> [To be done] Return the records word for word. Any pictures in them are not part of the copy.

> [Data rows]
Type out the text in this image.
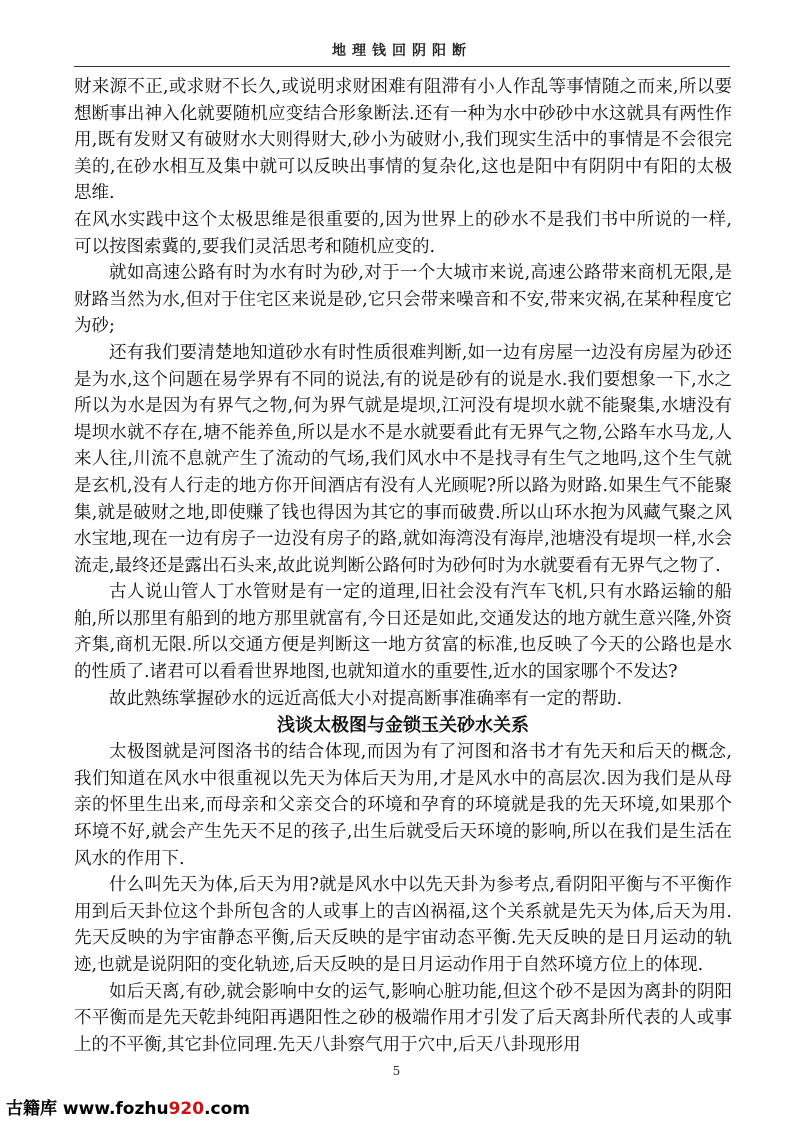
地理钱回阴阳断

财来源不正,或求财不长久,或说明求财困难有阻滞有小人作乱等事情随之而来,所以要想断事出神入化就要随机应变结合形象断法.还有一种为水中砂砂中水这就具有两性作用,既有发财又有破财水大则得财大,砂小为破财小,我们现实生活中的事情是不会很完美的,在砂水相互及集中就可以反映出事情的复杂化,这也是阳中有阴阴中有阳的太极思维.

在风水实践中这个太极思维是很重要的,因为世界上的砂水不是我们书中所说的一样,可以按图索冀的,要我们灵活思考和随机应变的.

就如高速公路有时为水有时为砂,对于一个大城市来说,高速公路带来商机无限,是财路当然为水,但对于住宅区来说是砂,它只会带来噪音和不安,带来灾祸,在某种程度它为砂;

还有我们要清楚地知道砂水有时性质很难判断,如一边有房屋一边没有房屋为砂还是为水,这个问题在易学界有不同的说法,有的说是砂有的说是水.我们要想象一下,水之所以为水是因为有界气之物,何为界气就是堤坝,江河没有堤坝水就不能聚集,水塘没有堤坝水就不存在,塘不能养鱼,所以是水不是水就要看此有无界气之物,公路车水马龙,人来人往,川流不息就产生了流动的气场,我们风水中不是找寻有生气之地吗,这个生气就是玄机,没有人行走的地方你开间酒店有没有人光顾呢?所以路为财路.如果生气不能聚集,就是破财之地,即使赚了钱也得因为其它的事而破费.所以山环水抱为风藏气聚之风水宝地,现在一边有房子一边没有房子的路,就如海湾没有海岸,池塘没有堤坝一样,水会流走,最终还是露出石头来,故此说判断公路何时为砂何时为水就要看有无界气之物了.

古人说山管人丁水管财是有一定的道理,旧社会没有汽车飞机,只有水路运输的船舶,所以那里有船到的地方那里就富有,今日还是如此,交通发达的地方就生意兴隆,外资齐集,商机无限.所以交通方便是判断这一地方贫富的标准,也反映了今天的公路也是水的性质了.诸君可以看看世界地图,也就知道水的重要性,近水的国家哪个不发达?

故此熟练掌握砂水的远近高低大小对提高断事准确率有一定的帮助.

浅谈太极图与金锁玉关砂水关系

太极图就是河图洛书的结合体现,而因为有了河图和洛书才有先天和后天的概念,我们知道在风水中很重视以先天为体后天为用,才是风水中的高层次.因为我们是从母亲的怀里生出来,而母亲和父亲交合的环境和孕育的环境就是我的先天环境,如果那个环境不好,就会产生先天不足的孩子,出生后就受后天环境的影响,所以在我们是生活在风水的作用下.

什么叫先天为体,后天为用?就是风水中以先天卦为参考点,看阴阳平衡与不平衡作用到后天卦位这个卦所包含的人或事上的吉凶祸福,这个关系就是先天为体,后天为用.先天反映的为宇宙静态平衡,后天反映的是宇宙动态平衡.先天反映的是日月运动的轨迹,也就是说阴阳的变化轨迹,后天反映的是日月运动作用于自然环境方位上的体现.

如后天离,有砂,就会影响中女的运气,影响心脏功能,但这个砂不是因为离卦的阴阳不平衡而是先天乾卦纯阳再遇阳性之砂的极端作用才引发了后天离卦所代表的人或事上的不平衡,其它卦位同理.先天八卦察气用于穴中,后天八卦现形用

5
古籍库 www.fozhu920.com
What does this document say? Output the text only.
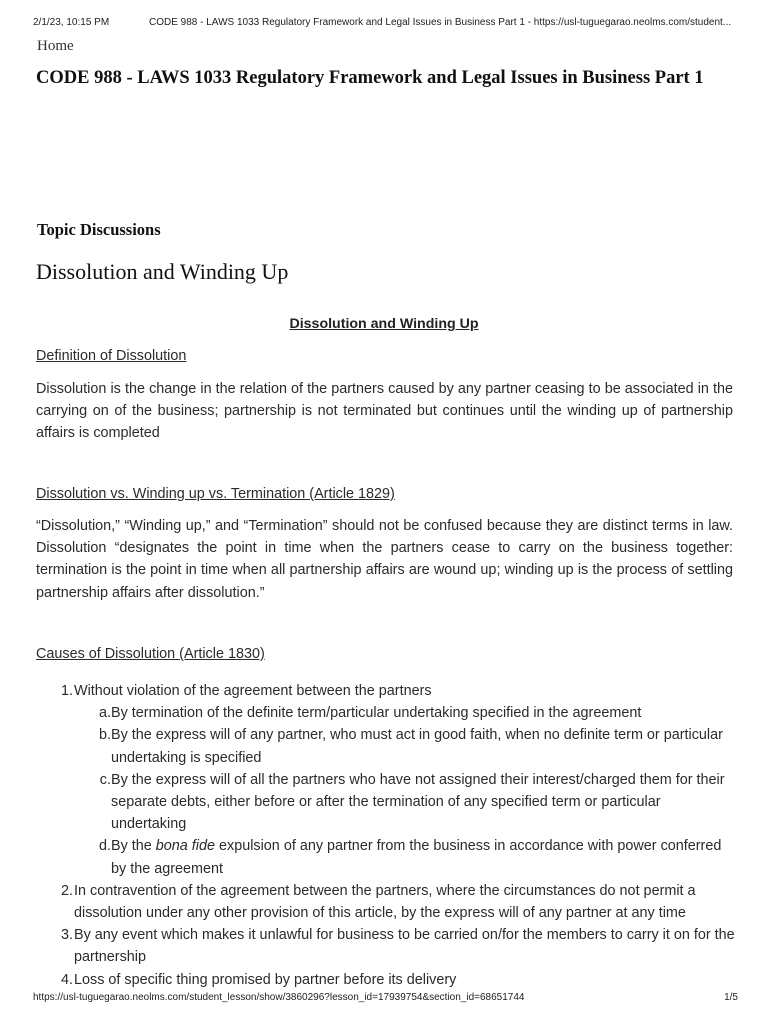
2/1/23, 10:15 PM	CODE 988 - LAWS 1033 Regulatory Framework and Legal Issues in Business Part 1 - https://usl-tuguegarao.neolms.com/student...
Home
CODE 988 - LAWS 1033 Regulatory Framework and Legal Issues in Business Part 1
Topic Discussions
Dissolution and Winding Up
Dissolution and Winding Up
Definition of Dissolution
Dissolution is the change in the relation of the partners caused by any partner ceasing to be associated in the carrying on of the business; partnership is not terminated but continues until the winding up of partnership affairs is completed
Dissolution vs. Winding up vs. Termination (Article 1829)
“Dissolution,” “Winding up,” and “Termination” should not be confused because they are distinct terms in law. Dissolution “designates the point in time when the partners cease to carry on the business together: termination is the point in time when all partnership affairs are wound up; winding up is the process of settling partnership affairs after dissolution.”
Causes of Dissolution (Article 1830)
1. Without violation of the agreement between the partners
a. By termination of the definite term/particular undertaking specified in the agreement
b. By the express will of any partner, who must act in good faith, when no definite term or particular undertaking is specified
c. By the express will of all the partners who have not assigned their interest/charged them for their separate debts, either before or after the termination of any specified term or particular undertaking
d. By the bona fide expulsion of any partner from the business in accordance with power conferred by the agreement
2. In contravention of the agreement between the partners, where the circumstances do not permit a dissolution under any other provision of this article, by the express will of any partner at any time
3. By any event which makes it unlawful for business to be carried on/for the members to carry it on for the partnership
4. Loss of specific thing promised by partner before its delivery
https://usl-tuguegarao.neolms.com/student_lesson/show/3860296?lesson_id=17939754&section_id=68651744	1/5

> [Result of this exercise]
Type out the text in this image.
地理钱回阴阳断

财来源不正,或求财不长久,或说明求财困难有阻滞有小人作乱等事情随之而来,所以要想断事出神入化就要随机应变结合形象断法.还有一种为水中砂砂中水这就具有两性作用,既有发财又有破财水大则得财大,砂小为破财小,我们现实生活中的事情是不会很完美的,在砂水相互及集中就可以反映出事情的复杂化,这也是阳中有阴阴中有阳的太极思维.

在风水实践中这个太极思维是很重要的,因为世界上的砂水不是我们书中所说的一样,可以按图索冀的,要我们灵活思考和随机应变的.

就如高速公路有时为水有时为砂,对于一个大城市来说,高速公路带来商机无限,是财路当然为水,但对于住宅区来说是砂,它只会带来噪音和不安,带来灾祸,在某种程度它为砂;

还有我们要清楚地知道砂水有时性质很难判断,如一边有房屋一边没有房屋为砂还是为水,这个问题在易学界有不同的说法,有的说是砂有的说是水.我们要想象一下,水之所以为水是因为有界气之物,何为界气就是堤坝,江河没有堤坝水就不能聚集,水塘没有堤坝水就不存在,塘不能养鱼,所以是水不是水就要看此有无界气之物,公路车水马龙,人来人往,川流不息就产生了流动的气场,我们风水中不是找寻有生气之地吗,这个生气就是玄机,没有人行走的地方你开间酒店有没有人光顾呢?所以路为财路.如果生气不能聚集,就是破财之地,即使赚了钱也得因为其它的事而破费.所以山环水抱为风藏气聚之风水宝地,现在一边有房子一边没有房子的路,就如海湾没有海岸,池塘没有堤坝一样,水会流走,最终还是露出石头来,故此说判断公路何时为砂何时为水就要看有无界气之物了.

古人说山管人丁水管财是有一定的道理,旧社会没有汽车飞机,只有水路运输的船舶,所以那里有船到的地方那里就富有,今日还是如此,交通发达的地方就生意兴隆,外资齐集,商机无限.所以交通方便是判断这一地方贫富的标准,也反映了今天的公路也是水的性质了.诸君可以看看世界地图,也就知道水的重要性,近水的国家哪个不发达?

故此熟练掌握砂水的远近高低大小对提高断事准确率有一定的帮助.

浅谈太极图与金锁玉关砂水关系

太极图就是河图洛书的结合体现,而因为有了河图和洛书才有先天和后天的概念,我们知道在风水中很重视以先天为体后天为用,才是风水中的高层次.因为我们是从母亲的怀里生出来,而母亲和父亲交合的环境和孕育的环境就是我的先天环境,如果那个环境不好,就会产生先天不足的孩子,出生后就受后天环境的影响,所以在我们是生活在风水的作用下.

什么叫先天为体,后天为用?就是风水中以先天卦为参考点,看阴阳平衡与不平衡作用到后天卦位这个卦所包含的人或事上的吉凶祸福,这个关系就是先天为体,后天为用.先天反映的为宇宙静态平衡,后天反映的是宇宙动态平衡.先天反映的是日月运动的轨迹,也就是说阴阳的变化轨迹,后天反映的是日月运动作用于自然环境方位上的体现.

如后天离,有砂,就会影响中女的运气,影响心脏功能,但这个砂不是因为离卦的阴阳不平衡而是先天乾卦纯阳再遇阳性之砂的极端作用才引发了后天离卦所代表的人或事上的不平衡,其它卦位同理.先天八卦察气用于穴中,后天八卦现形用

5
古籍库 www.fozhu920.com
What does this document say? Output the text only.
2/1/23, 10:15 PM	CODE 988 - LAWS 1033 Regulatory Framework and Legal Issues in Business Part 1 - https://usl-tuguegarao.neolms.com/student...
Home
CODE 988 - LAWS 1033 Regulatory Framework and Legal Issues in Business Part 1
Topic Discussions
Dissolution and Winding Up
Dissolution and Winding Up
Definition of Dissolution
Dissolution is the change in the relation of the partners caused by any partner ceasing to be associated in the carrying on of the business; partnership is not terminated but continues until the winding up of partnership affairs is completed
Dissolution vs. Winding up vs. Termination (Article 1829)
“Dissolution,” “Winding up,” and “Termination” should not be confused because they are distinct terms in law. Dissolution “designates the point in time when the partners cease to carry on the business together: termination is the point in time when all partnership affairs are wound up; winding up is the process of settling partnership affairs after dissolution.”
Causes of Dissolution (Article 1830)
1. Without violation of the agreement between the partners
a. By termination of the definite term/particular undertaking specified in the agreement
b. By the express will of any partner, who must act in good faith, when no definite term or particular undertaking is specified
c. By the express will of all the partners who have not assigned their interest/charged them for their separate debts, either before or after the termination of any specified term or particular undertaking
d. By the bona fide expulsion of any partner from the business in accordance with power conferred by the agreement
2. In contravention of the agreement between the partners, where the circumstances do not permit a dissolution under any other provision of this article, by the express will of any partner at any time
3. By any event which makes it unlawful for business to be carried on/for the members to carry it on for the partnership
4. Loss of specific thing promised by partner before its delivery
https://usl-tuguegarao.neolms.com/student_lesson/show/3860296?lesson_id=17939754&section_id=68651744	1/5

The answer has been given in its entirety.